AIM → In the material below, the lines containing the word "十月革命一声炮响" are required; copy each of them.
○ ○ ○ ○ ○
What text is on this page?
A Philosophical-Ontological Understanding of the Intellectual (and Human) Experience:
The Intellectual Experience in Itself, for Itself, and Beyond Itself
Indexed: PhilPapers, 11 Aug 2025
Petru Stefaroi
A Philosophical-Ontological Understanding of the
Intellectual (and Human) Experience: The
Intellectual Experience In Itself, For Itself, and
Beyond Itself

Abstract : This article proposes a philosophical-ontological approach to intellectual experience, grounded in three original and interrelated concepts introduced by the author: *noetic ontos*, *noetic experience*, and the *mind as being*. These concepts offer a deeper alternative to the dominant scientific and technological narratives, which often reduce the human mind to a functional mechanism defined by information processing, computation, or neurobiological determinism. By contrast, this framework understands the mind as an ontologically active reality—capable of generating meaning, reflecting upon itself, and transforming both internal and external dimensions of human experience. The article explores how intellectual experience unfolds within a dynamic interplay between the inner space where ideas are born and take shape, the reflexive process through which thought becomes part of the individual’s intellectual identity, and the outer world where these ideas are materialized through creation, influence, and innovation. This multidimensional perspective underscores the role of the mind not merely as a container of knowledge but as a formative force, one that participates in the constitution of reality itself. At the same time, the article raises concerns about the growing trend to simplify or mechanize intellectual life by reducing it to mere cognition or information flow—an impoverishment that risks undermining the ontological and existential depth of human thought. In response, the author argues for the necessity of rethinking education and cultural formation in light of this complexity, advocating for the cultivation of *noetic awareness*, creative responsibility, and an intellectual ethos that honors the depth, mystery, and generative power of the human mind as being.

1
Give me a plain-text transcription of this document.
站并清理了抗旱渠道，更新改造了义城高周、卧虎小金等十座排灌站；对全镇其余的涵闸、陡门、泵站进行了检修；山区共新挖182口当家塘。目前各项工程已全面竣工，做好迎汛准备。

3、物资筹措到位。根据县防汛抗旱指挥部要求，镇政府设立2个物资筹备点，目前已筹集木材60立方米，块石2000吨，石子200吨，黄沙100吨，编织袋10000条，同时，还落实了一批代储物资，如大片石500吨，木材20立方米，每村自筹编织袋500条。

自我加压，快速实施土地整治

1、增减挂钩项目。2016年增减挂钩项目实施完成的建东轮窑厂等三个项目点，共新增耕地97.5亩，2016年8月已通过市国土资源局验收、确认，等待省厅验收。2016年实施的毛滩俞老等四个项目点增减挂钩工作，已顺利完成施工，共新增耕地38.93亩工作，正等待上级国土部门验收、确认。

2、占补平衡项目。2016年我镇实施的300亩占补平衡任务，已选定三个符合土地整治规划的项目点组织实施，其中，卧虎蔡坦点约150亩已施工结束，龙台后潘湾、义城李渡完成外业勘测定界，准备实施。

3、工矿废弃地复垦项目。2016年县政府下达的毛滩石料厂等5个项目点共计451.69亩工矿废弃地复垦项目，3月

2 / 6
○ ○ ○ ○ ○
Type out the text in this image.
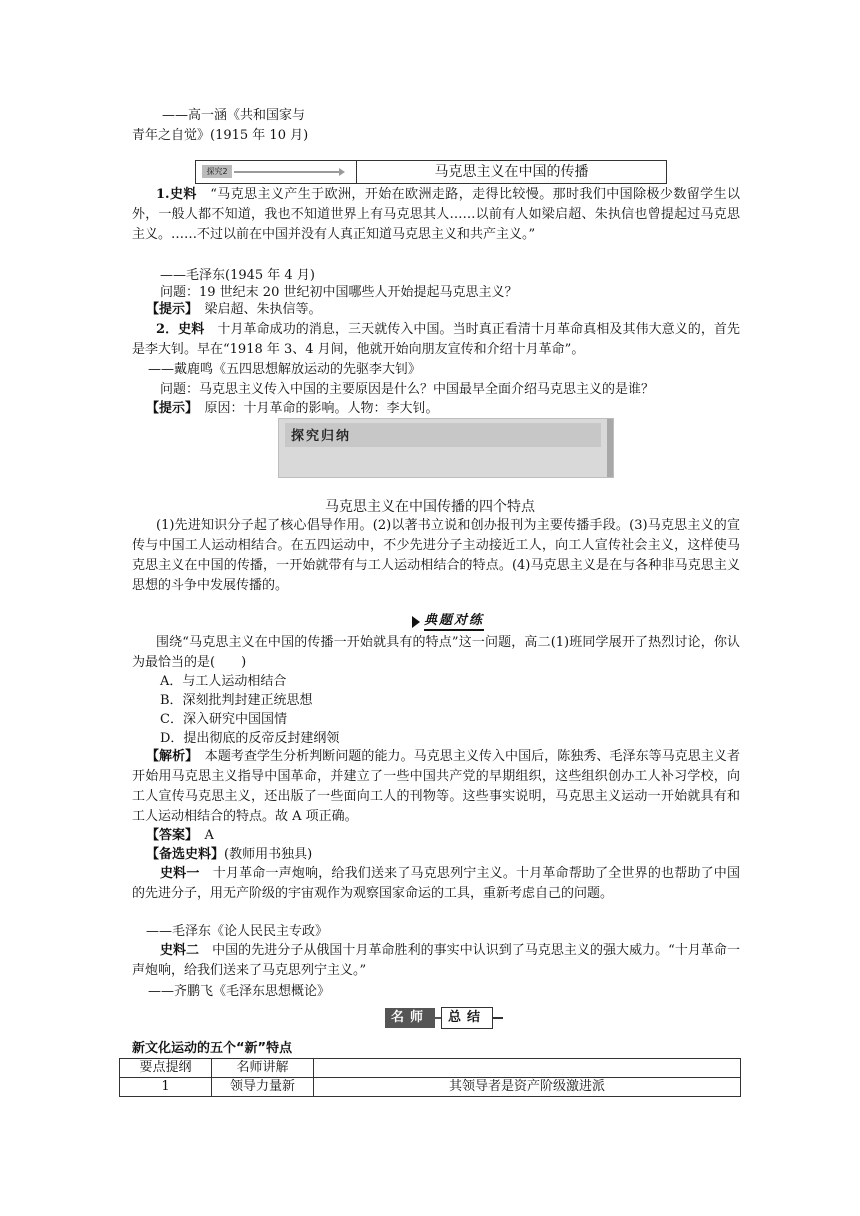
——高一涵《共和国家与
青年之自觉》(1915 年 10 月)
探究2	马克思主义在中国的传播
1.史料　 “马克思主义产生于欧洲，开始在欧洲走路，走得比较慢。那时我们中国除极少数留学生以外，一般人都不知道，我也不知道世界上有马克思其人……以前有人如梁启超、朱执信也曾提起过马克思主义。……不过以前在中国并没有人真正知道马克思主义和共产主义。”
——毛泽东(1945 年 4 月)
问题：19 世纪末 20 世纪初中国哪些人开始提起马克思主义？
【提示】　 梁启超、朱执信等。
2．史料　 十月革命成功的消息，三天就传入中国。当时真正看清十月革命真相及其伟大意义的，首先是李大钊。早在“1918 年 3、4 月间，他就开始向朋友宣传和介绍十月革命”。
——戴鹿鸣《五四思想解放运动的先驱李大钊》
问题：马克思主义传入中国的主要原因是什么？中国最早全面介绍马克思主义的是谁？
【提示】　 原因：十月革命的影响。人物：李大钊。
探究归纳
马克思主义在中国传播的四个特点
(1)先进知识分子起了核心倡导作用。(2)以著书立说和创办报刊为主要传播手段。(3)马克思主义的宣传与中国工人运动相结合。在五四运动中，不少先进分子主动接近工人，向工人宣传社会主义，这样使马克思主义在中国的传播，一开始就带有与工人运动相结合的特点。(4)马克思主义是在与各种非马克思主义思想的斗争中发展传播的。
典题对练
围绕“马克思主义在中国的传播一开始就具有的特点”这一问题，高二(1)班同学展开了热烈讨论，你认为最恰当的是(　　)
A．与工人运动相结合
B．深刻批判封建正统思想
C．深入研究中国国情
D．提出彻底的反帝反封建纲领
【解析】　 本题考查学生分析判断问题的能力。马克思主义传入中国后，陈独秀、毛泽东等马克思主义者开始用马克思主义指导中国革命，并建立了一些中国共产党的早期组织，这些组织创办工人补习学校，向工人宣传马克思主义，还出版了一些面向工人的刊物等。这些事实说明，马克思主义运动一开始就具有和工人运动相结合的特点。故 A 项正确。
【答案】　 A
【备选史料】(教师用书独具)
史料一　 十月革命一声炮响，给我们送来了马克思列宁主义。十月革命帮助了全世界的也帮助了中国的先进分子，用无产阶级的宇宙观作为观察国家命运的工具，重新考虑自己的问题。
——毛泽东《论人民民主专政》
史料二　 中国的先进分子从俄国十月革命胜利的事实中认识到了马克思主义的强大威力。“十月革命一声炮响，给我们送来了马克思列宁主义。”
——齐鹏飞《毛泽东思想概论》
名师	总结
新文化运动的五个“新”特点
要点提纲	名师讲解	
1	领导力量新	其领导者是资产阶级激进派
○ ○ ○ ○ ○
SOLUTION TO THIS EXERCISE →
史料一　 十月革命一声炮响，给我们送来了马克思列宁主义。十月革命帮助了全世界的也帮助了中国的先进分子，用无产阶级的宇宙观作为观察国家命运的工具，重新考虑自己的问题。
史料二　 中国的先进分子从俄国十月革命胜利的事实中认识到了马克思主义的强大威力。“十月革命一声炮响，给我们送来了马克思列宁主义。”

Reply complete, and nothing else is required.